[Source records]
****

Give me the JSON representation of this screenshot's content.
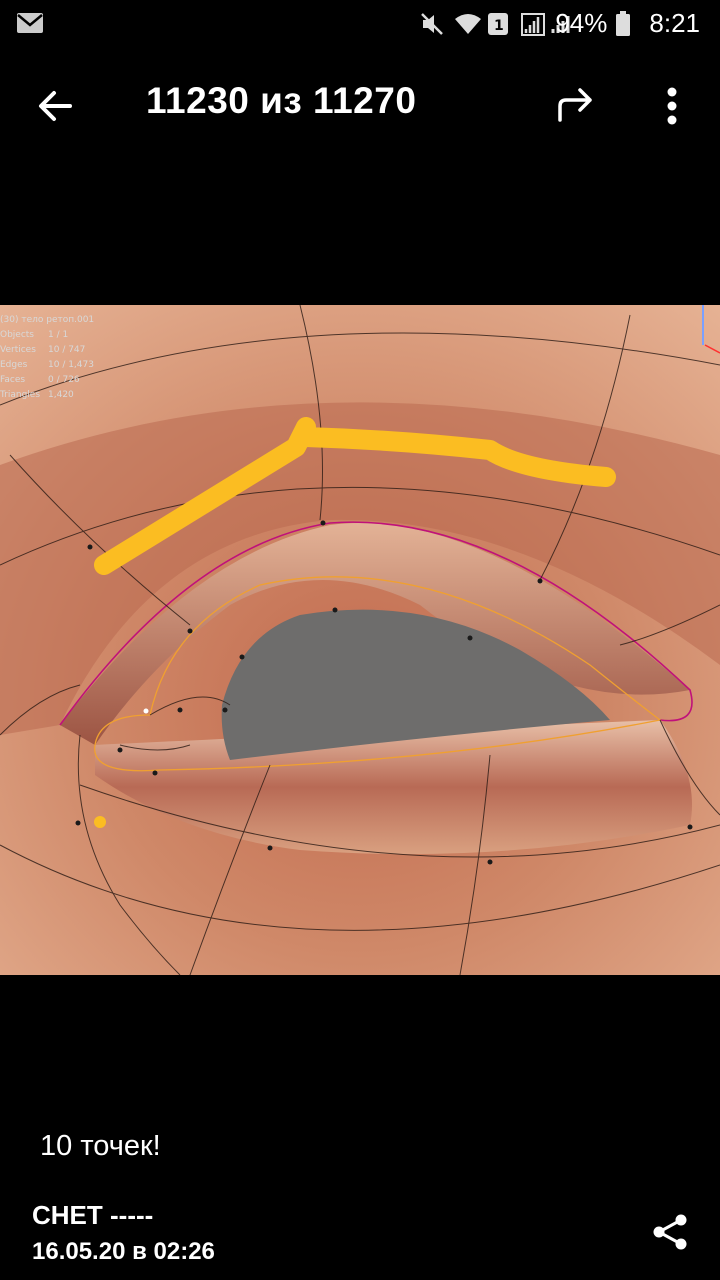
{
  "status_bar": {
    "battery": "94%",
    "time": "8:21",
    "icons": [
      "mail-icon",
      "mute-icon",
      "wifi-icon",
      "sim1-icon",
      "signal-icon",
      "battery-icon"
    ]
  },
  "toolbar": {
    "title": "11230 из 11270",
    "icons": [
      "back-arrow-icon",
      "share-forward-icon",
      "more-vert-icon"
    ]
  },
  "photo": {
    "overlay_lines": [
      {
        "k": "",
        "v": "(30) тело ретоп.001"
      },
      {
        "k": "Objects",
        "v": "1 / 1"
      },
      {
        "k": "Vertices",
        "v": "10 / 747"
      },
      {
        "k": "Edges",
        "v": "10 / 1,473"
      },
      {
        "k": "Faces",
        "v": "0 / 726"
      },
      {
        "k": "Triangles",
        "v": "1,420"
      }
    ],
    "colors": {
      "skin": "#d08a6a",
      "highlight": "#fbbd22",
      "eye": "#6e6d6c",
      "edge": "#c0117a"
    }
  },
  "post": {
    "caption": "10 точек!",
    "author": "СНЕТ -----",
    "date": "16.05.20 в 02:26"
  }
}
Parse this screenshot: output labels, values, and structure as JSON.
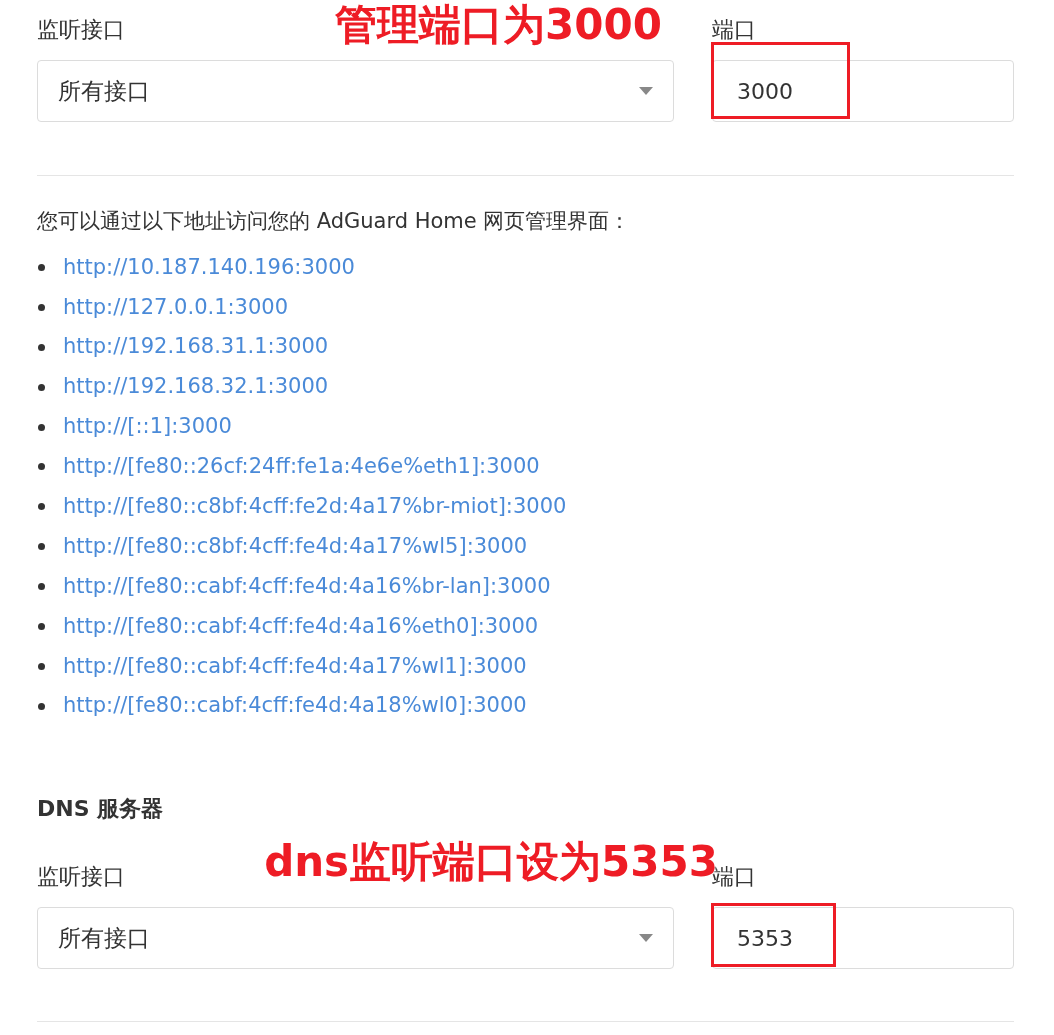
{
  "web_interface": {
    "interface_label": "监听接口",
    "interface_value": "所有接口",
    "port_label": "端口",
    "port_value": "3000"
  },
  "access_info": {
    "text": "您可以通过以下地址访问您的 AdGuard Home 网页管理界面：",
    "links": [
      "http://10.187.140.196:3000",
      "http://127.0.0.1:3000",
      "http://192.168.31.1:3000",
      "http://192.168.32.1:3000",
      "http://[::1]:3000",
      "http://[fe80::26cf:24ff:fe1a:4e6e%eth1]:3000",
      "http://[fe80::c8bf:4cff:fe2d:4a17%br-miot]:3000",
      "http://[fe80::c8bf:4cff:fe4d:4a17%wl5]:3000",
      "http://[fe80::cabf:4cff:fe4d:4a16%br-lan]:3000",
      "http://[fe80::cabf:4cff:fe4d:4a16%eth0]:3000",
      "http://[fe80::cabf:4cff:fe4d:4a17%wl1]:3000",
      "http://[fe80::cabf:4cff:fe4d:4a18%wl0]:3000"
    ]
  },
  "dns_server": {
    "title": "DNS 服务器",
    "interface_label": "监听接口",
    "interface_value": "所有接口",
    "port_label": "端口",
    "port_value": "5353"
  },
  "annotations": [
    "管理端口为3000",
    "dns监听端口设为5353"
  ]
}
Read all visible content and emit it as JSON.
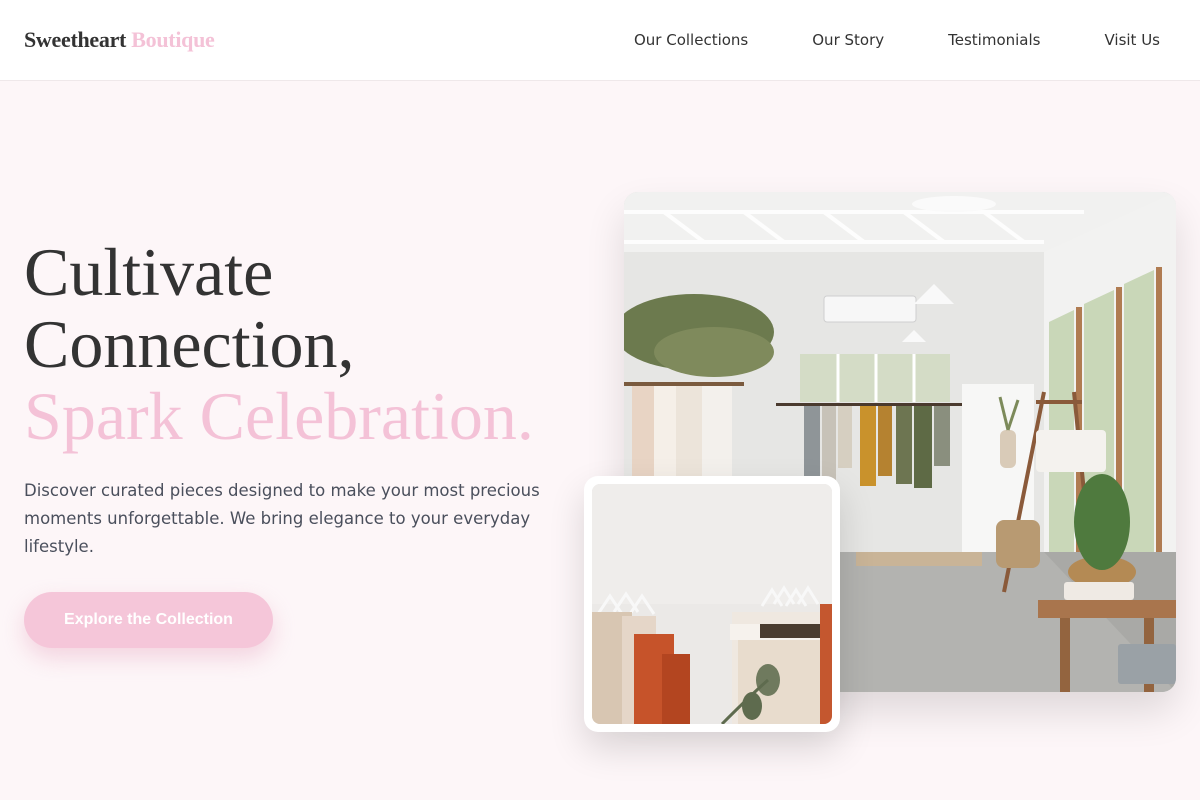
{
  "brand": {
    "name": "Sweetheart",
    "accent": "Boutique"
  },
  "nav": {
    "items": [
      {
        "label": "Our Collections"
      },
      {
        "label": "Our Story"
      },
      {
        "label": "Testimonials"
      },
      {
        "label": "Visit Us"
      }
    ]
  },
  "hero": {
    "title_line1": "Cultivate",
    "title_line2": "Connection,",
    "title_line3": "Spark Celebration.",
    "description": "Discover curated pieces designed to make your most precious moments unforgettable. We bring elegance to your everyday lifestyle.",
    "cta_label": "Explore the Collection"
  },
  "colors": {
    "accent_pink": "#f4c2d7",
    "background": "#fdf6f8",
    "text_dark": "#333333"
  }
}
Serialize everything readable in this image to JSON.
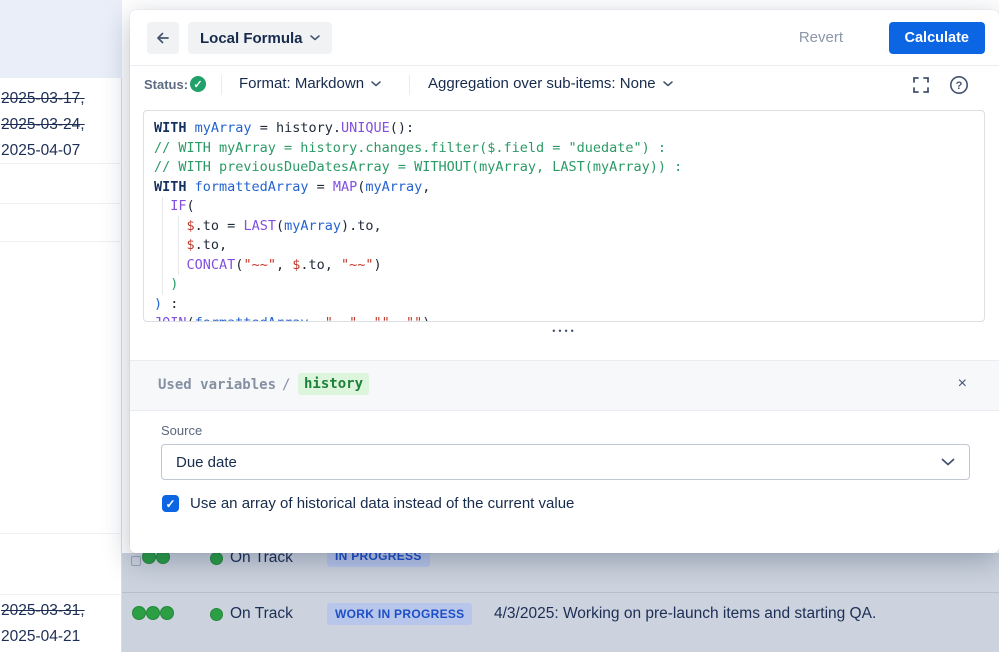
{
  "colors": {
    "accent": "#0c66e4",
    "status_check_green": "#22a06b",
    "dot_green": "#2c9f45",
    "badge_bg": "#b9c6ec",
    "badge_text": "#1d4fc4",
    "row_highlight_bg": "#ccd3de",
    "variable_highlight_bg": "#dcf5dc",
    "variable_highlight_text": "#1e8139"
  },
  "header": {
    "title": "Local Formula",
    "revert_label": "Revert",
    "calculate_label": "Calculate"
  },
  "toolbar": {
    "status_label": "Status:",
    "format_label": "Format: Markdown",
    "aggregation_label": "Aggregation over sub-items: None"
  },
  "editor": {
    "lines": [
      [
        {
          "c": "kw",
          "t": "WITH"
        },
        {
          "c": "pl",
          "t": " "
        },
        {
          "c": "var",
          "t": "myArray"
        },
        {
          "c": "pl",
          "t": " = history."
        },
        {
          "c": "fn",
          "t": "UNIQUE"
        },
        {
          "c": "pl",
          "t": "():"
        }
      ],
      [
        {
          "c": "cm",
          "t": "// WITH myArray = history.changes.filter($.field = \"duedate\") :"
        }
      ],
      [
        {
          "c": "cm",
          "t": "// WITH previousDueDatesArray = WITHOUT(myArray, LAST(myArray)) :"
        }
      ],
      [
        {
          "c": "kw",
          "t": "WITH"
        },
        {
          "c": "pl",
          "t": " "
        },
        {
          "c": "var",
          "t": "formattedArray"
        },
        {
          "c": "pl",
          "t": " = "
        },
        {
          "c": "fn",
          "t": "MAP"
        },
        {
          "c": "pl",
          "t": "("
        },
        {
          "c": "var",
          "t": "myArray"
        },
        {
          "c": "pl",
          "t": ","
        }
      ],
      [
        {
          "c": "pl",
          "t": "  "
        },
        {
          "c": "fn",
          "t": "IF"
        },
        {
          "c": "pl",
          "t": "("
        }
      ],
      [
        {
          "c": "pl",
          "t": "    "
        },
        {
          "c": "str",
          "t": "$"
        },
        {
          "c": "pl",
          "t": ".to = "
        },
        {
          "c": "fn",
          "t": "LAST"
        },
        {
          "c": "pl",
          "t": "("
        },
        {
          "c": "var",
          "t": "myArray"
        },
        {
          "c": "pl",
          "t": ").to,"
        }
      ],
      [
        {
          "c": "pl",
          "t": "    "
        },
        {
          "c": "str",
          "t": "$"
        },
        {
          "c": "pl",
          "t": ".to,"
        }
      ],
      [
        {
          "c": "pl",
          "t": "    "
        },
        {
          "c": "fn",
          "t": "CONCAT"
        },
        {
          "c": "pl",
          "t": "("
        },
        {
          "c": "str",
          "t": "\"~~\""
        },
        {
          "c": "pl",
          "t": ", "
        },
        {
          "c": "str",
          "t": "$"
        },
        {
          "c": "pl",
          "t": ".to, "
        },
        {
          "c": "str",
          "t": "\"~~\""
        },
        {
          "c": "pl",
          "t": ")"
        }
      ],
      [
        {
          "c": "pl",
          "t": "  "
        },
        {
          "c": "pg",
          "t": ")"
        }
      ],
      [
        {
          "c": "pb",
          "t": ")"
        },
        {
          "c": "pl",
          "t": " :"
        }
      ],
      [
        {
          "c": "fn",
          "t": "JOIN"
        },
        {
          "c": "pl",
          "t": "("
        },
        {
          "c": "var",
          "t": "formattedArray"
        },
        {
          "c": "pl",
          "t": ", "
        },
        {
          "c": "str",
          "t": "\", \""
        },
        {
          "c": "pl",
          "t": ", "
        },
        {
          "c": "str",
          "t": "\"\""
        },
        {
          "c": "pl",
          "t": ", "
        },
        {
          "c": "str",
          "t": "\"\""
        },
        {
          "c": "pl",
          "t": ")"
        }
      ]
    ]
  },
  "resize_handle": "••••",
  "used_variables": {
    "title": "Used variables",
    "separator": "/",
    "variable": "history",
    "close_icon": "×"
  },
  "source_panel": {
    "label": "Source",
    "value": "Due date",
    "checkbox_checked": true,
    "checkbox_label": "Use an array of historical data instead of the current value"
  },
  "table": {
    "top_dates": [
      {
        "text": "2025-03-17,",
        "struck": true
      },
      {
        "text": "2025-03-24,",
        "struck": true
      },
      {
        "text": "2025-04-07",
        "struck": false
      }
    ],
    "bottom_dates": [
      {
        "text": "2025-03-31,",
        "struck": true
      },
      {
        "text": "2025-04-21",
        "struck": false
      }
    ],
    "partial_row": {
      "status": "On Track",
      "badge": "IN PROGRESS"
    },
    "last_row": {
      "status": "On Track",
      "badge": "WORK IN PROGRESS",
      "note": "4/3/2025: Working on pre-launch items and starting QA."
    }
  }
}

****

▶ [Job]: Using the records above, select and copy every line that has the word "items".

▶ [Response below]:
    "items": [
    "aggregation_label": "Aggregation over sub-items: None"
      "note": "4/3/2025: Working on pre-launch items and starting QA."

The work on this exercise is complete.